▶ **Dataset records**
** start **
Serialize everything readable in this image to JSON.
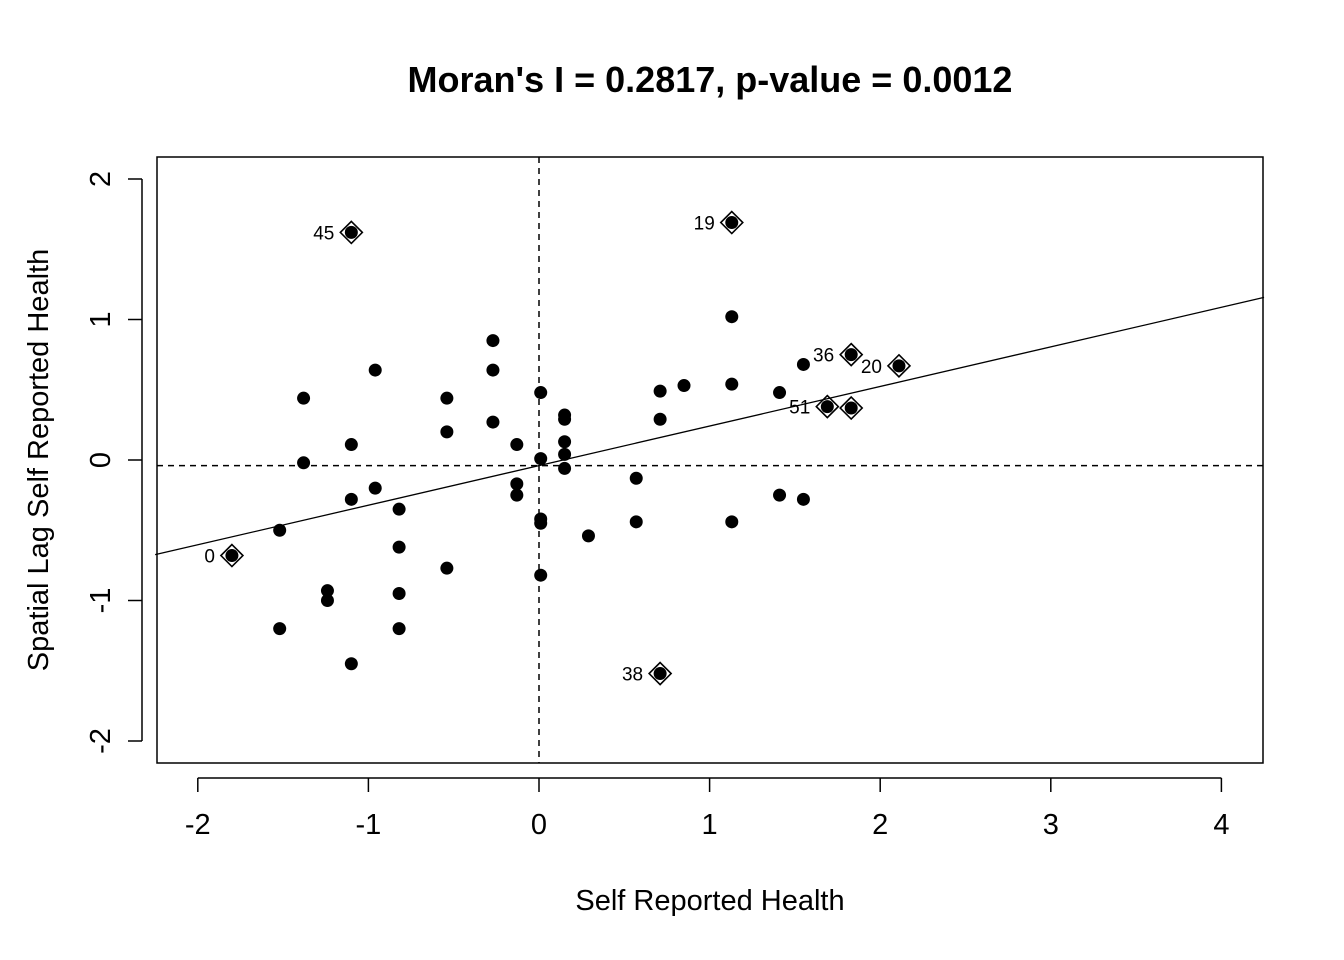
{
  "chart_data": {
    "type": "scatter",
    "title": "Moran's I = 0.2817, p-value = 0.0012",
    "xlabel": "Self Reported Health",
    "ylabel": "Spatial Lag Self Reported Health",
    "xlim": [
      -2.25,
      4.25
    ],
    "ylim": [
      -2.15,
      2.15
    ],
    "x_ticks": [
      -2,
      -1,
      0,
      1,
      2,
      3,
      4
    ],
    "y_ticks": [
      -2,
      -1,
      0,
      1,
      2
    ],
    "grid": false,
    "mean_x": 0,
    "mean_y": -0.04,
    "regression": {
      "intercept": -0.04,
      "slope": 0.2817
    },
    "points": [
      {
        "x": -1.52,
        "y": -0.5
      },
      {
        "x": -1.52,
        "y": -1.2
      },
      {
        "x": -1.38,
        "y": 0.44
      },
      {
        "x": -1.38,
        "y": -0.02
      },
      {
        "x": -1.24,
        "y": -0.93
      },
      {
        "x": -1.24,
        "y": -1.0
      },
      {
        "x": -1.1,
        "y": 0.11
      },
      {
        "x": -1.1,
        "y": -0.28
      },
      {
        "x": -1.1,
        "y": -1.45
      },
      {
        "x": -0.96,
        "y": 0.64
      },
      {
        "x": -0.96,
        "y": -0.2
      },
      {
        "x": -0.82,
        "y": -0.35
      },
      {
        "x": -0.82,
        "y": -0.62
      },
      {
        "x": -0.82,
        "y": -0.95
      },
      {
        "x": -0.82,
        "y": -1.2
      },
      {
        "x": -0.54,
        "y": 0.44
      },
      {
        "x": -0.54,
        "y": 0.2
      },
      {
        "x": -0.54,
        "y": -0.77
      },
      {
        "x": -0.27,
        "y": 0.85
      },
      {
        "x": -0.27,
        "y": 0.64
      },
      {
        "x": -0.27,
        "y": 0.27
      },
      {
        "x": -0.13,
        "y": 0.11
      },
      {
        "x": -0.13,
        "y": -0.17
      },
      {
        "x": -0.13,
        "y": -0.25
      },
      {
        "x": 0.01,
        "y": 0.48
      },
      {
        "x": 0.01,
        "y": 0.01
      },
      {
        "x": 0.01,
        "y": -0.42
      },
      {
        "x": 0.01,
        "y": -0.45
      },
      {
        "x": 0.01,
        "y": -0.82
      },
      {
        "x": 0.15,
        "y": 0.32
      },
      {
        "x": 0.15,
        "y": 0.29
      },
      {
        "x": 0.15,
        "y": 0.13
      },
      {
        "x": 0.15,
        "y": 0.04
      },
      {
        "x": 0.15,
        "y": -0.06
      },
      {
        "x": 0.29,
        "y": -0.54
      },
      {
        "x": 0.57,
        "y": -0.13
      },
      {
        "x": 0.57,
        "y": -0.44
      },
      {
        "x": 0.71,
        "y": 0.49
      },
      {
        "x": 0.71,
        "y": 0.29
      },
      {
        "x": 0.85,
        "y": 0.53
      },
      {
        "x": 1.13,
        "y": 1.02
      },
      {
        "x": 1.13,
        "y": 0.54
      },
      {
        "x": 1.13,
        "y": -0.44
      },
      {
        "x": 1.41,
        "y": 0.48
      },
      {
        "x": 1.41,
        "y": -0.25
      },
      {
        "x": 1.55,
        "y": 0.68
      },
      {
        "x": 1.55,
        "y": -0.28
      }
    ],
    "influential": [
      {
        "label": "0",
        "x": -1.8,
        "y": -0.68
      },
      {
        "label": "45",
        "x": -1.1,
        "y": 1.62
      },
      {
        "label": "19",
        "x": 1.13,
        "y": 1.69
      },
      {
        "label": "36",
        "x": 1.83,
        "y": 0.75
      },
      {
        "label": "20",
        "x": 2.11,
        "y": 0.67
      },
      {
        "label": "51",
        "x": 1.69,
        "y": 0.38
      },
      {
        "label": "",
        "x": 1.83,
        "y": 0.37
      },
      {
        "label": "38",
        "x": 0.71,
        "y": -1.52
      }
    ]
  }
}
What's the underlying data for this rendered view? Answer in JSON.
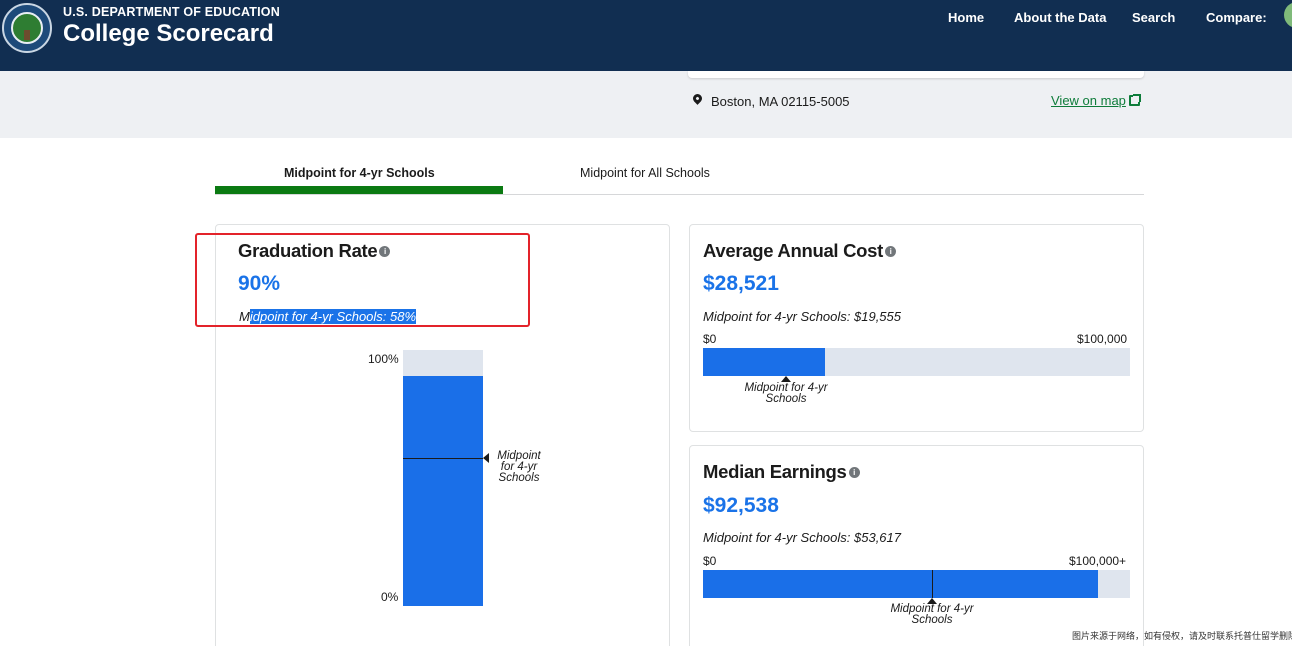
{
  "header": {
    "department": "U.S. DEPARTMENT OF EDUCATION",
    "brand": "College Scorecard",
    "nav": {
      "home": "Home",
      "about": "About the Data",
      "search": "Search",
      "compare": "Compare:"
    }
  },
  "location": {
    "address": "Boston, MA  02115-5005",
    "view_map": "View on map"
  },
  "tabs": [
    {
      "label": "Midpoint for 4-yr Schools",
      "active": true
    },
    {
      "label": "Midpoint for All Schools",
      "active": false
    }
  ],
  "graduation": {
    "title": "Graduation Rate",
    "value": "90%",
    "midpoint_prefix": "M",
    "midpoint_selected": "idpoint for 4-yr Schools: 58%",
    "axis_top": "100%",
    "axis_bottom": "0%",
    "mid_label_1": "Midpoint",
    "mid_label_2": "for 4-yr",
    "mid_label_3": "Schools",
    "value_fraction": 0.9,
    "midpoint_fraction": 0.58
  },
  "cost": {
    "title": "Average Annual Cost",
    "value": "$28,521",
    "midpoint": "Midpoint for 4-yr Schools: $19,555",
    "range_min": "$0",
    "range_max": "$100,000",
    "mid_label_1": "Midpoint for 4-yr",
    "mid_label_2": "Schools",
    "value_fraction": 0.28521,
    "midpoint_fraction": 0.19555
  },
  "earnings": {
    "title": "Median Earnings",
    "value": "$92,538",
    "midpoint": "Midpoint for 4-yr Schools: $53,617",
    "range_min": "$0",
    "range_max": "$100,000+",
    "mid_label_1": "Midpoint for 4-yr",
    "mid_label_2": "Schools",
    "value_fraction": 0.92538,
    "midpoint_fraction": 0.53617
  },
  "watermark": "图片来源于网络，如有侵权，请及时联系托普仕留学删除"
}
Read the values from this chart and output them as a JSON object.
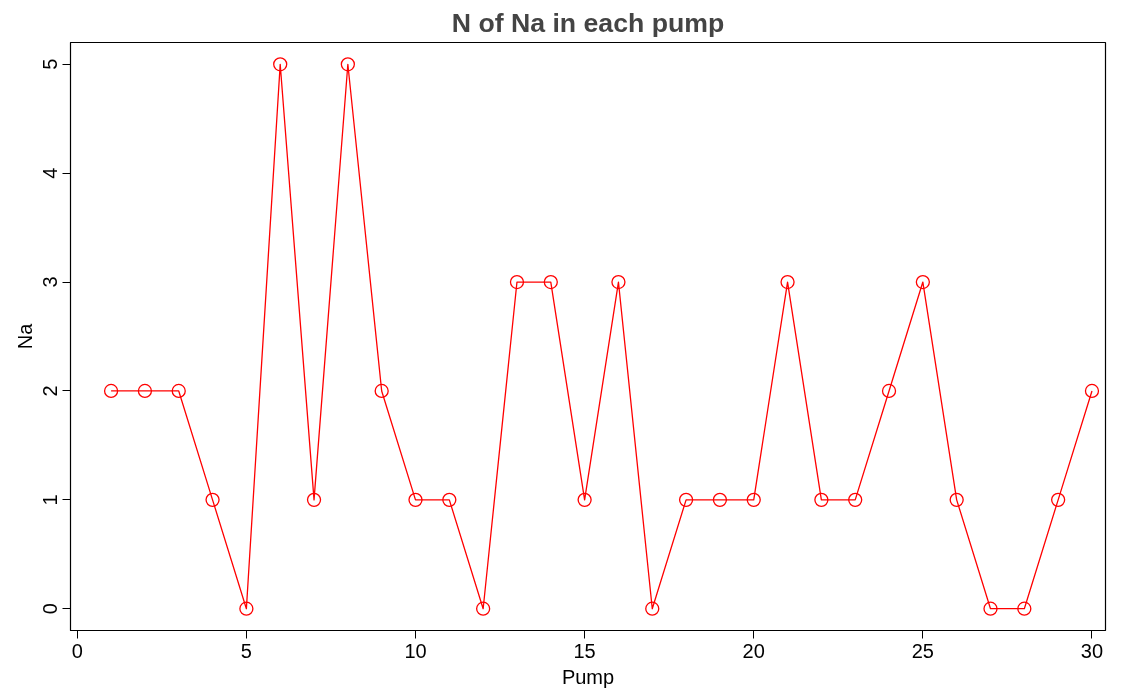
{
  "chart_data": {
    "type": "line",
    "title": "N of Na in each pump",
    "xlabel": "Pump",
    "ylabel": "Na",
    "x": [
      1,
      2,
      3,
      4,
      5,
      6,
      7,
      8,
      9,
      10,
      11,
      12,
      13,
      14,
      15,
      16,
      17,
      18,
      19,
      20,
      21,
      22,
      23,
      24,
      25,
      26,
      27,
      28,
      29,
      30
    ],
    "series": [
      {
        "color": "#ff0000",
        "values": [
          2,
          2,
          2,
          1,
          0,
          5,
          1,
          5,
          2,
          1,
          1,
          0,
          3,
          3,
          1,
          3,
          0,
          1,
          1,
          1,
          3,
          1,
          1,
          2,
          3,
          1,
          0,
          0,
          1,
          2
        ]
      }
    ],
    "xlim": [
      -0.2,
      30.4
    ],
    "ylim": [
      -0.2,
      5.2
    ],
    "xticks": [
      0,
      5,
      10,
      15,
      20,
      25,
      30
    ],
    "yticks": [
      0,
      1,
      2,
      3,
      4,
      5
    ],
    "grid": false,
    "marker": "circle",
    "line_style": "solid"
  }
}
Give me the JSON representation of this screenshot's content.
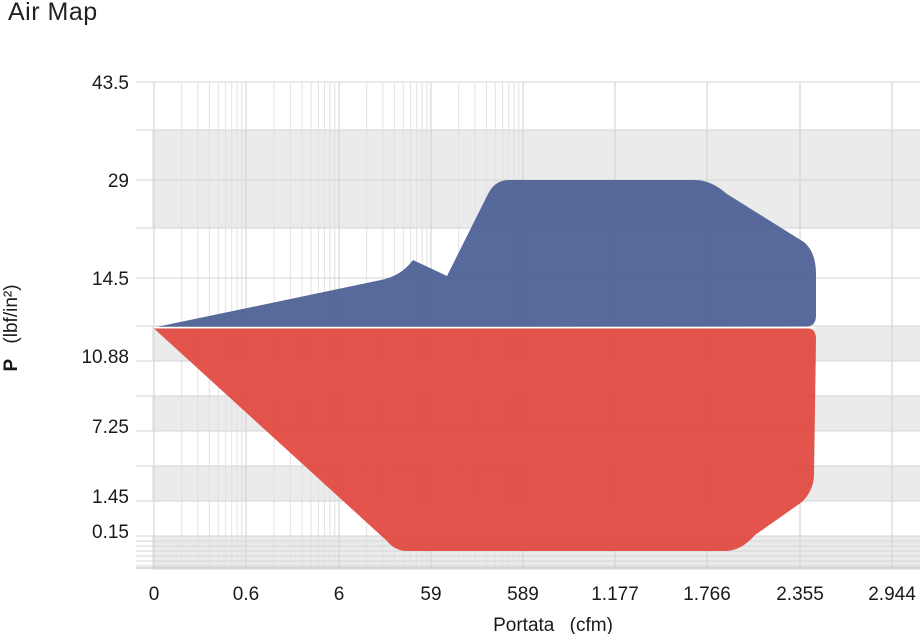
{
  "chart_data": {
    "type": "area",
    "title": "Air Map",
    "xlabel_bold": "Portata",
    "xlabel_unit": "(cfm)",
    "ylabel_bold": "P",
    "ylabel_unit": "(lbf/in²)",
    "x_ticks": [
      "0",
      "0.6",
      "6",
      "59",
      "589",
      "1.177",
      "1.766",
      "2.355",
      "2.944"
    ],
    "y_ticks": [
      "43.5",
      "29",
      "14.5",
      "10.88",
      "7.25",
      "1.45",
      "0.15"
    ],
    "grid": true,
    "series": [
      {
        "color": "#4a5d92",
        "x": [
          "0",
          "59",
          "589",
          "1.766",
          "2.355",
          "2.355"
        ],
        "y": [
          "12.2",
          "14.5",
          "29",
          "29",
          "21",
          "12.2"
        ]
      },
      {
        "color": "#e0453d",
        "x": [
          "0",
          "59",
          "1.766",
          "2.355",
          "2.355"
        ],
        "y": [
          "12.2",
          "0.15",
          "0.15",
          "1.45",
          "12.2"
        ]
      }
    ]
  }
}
** end **
▶ **Exercise aim**
Identify the lines above with the word "Self". Copy them.

▶ **Expected output**
    "xlabel": "Self Reported Health",
    "ylabel": "Spatial Lag Self Reported Health",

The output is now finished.